■ Task ■
The listing below should be copied in full, word for word.

■ Provided records ■

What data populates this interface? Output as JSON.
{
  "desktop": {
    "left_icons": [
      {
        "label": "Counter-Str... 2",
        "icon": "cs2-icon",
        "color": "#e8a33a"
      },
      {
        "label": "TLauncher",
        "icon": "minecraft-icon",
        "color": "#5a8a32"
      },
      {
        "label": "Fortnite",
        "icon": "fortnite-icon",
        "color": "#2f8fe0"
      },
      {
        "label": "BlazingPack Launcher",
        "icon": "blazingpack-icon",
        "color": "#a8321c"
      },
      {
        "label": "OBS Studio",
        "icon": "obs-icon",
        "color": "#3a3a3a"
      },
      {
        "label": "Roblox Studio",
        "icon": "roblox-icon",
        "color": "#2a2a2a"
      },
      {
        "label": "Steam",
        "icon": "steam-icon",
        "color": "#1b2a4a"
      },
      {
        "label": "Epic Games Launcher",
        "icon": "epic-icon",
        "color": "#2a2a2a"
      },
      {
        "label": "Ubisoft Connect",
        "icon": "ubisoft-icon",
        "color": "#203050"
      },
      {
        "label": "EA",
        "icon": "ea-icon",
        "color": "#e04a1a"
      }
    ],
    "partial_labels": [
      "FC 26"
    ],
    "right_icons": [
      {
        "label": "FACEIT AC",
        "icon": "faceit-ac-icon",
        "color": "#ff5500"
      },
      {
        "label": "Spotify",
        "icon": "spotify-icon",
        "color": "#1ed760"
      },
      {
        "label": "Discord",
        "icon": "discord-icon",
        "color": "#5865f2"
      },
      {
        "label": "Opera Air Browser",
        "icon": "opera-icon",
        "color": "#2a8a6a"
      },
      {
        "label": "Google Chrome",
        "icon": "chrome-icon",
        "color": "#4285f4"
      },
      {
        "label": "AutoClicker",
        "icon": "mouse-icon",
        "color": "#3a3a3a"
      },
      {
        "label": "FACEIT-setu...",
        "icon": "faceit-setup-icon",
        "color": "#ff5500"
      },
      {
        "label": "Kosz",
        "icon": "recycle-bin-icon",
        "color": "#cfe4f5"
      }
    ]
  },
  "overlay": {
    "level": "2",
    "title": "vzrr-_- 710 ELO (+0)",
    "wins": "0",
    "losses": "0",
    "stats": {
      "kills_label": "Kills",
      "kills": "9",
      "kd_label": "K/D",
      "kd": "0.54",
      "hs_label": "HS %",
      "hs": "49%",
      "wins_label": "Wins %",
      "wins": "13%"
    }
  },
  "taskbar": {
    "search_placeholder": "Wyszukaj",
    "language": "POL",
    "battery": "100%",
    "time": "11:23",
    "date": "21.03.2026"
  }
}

■ Answer below ■
What data populates this interface? Output as JSON.
{
  "desktop": {
    "left_icons": [
      {
        "label": "Counter-Str... 2",
        "icon": "cs2-icon",
        "color": "#e8a33a"
      },
      {
        "label": "TLauncher",
        "icon": "minecraft-icon",
        "color": "#5a8a32"
      },
      {
        "label": "Fortnite",
        "icon": "fortnite-icon",
        "color": "#2f8fe0"
      },
      {
        "label": "BlazingPack Launcher",
        "icon": "blazingpack-icon",
        "color": "#a8321c"
      },
      {
        "label": "OBS Studio",
        "icon": "obs-icon",
        "color": "#3a3a3a"
      },
      {
        "label": "Roblox Studio",
        "icon": "roblox-icon",
        "color": "#2a2a2a"
      },
      {
        "label": "Steam",
        "icon": "steam-icon",
        "color": "#1b2a4a"
      },
      {
        "label": "Epic Games Launcher",
        "icon": "epic-icon",
        "color": "#2a2a2a"
      },
      {
        "label": "Ubisoft Connect",
        "icon": "ubisoft-icon",
        "color": "#203050"
      },
      {
        "label": "EA",
        "icon": "ea-icon",
        "color": "#e04a1a"
      }
    ],
    "partial_labels": [
      "FC 26"
    ],
    "right_icons": [
      {
        "label": "FACEIT AC",
        "icon": "faceit-ac-icon",
        "color": "#ff5500"
      },
      {
        "label": "Spotify",
        "icon": "spotify-icon",
        "color": "#1ed760"
      },
      {
        "label": "Discord",
        "icon": "discord-icon",
        "color": "#5865f2"
      },
      {
        "label": "Opera Air Browser",
        "icon": "opera-icon",
        "color": "#2a8a6a"
      },
      {
        "label": "Google Chrome",
        "icon": "chrome-icon",
        "color": "#4285f4"
      },
      {
        "label": "AutoClicker",
        "icon": "mouse-icon",
        "color": "#3a3a3a"
      },
      {
        "label": "FACEIT-setu...",
        "icon": "faceit-setup-icon",
        "color": "#ff5500"
      },
      {
        "label": "Kosz",
        "icon": "recycle-bin-icon",
        "color": "#cfe4f5"
      }
    ]
  },
  "overlay": {
    "level": "2",
    "title": "vzrr-_- 710 ELO (+0)",
    "wins": "0",
    "losses": "0",
    "stats": {
      "kills_label": "Kills",
      "kills": "9",
      "kd_label": "K/D",
      "kd": "0.54",
      "hs_label": "HS %",
      "hs": "49%",
      "wins_label": "Wins %",
      "wins": "13%"
    }
  },
  "taskbar": {
    "search_placeholder": "Wyszukaj",
    "language": "POL",
    "battery": "100%",
    "time": "11:23",
    "date": "21.03.2026"
  }
}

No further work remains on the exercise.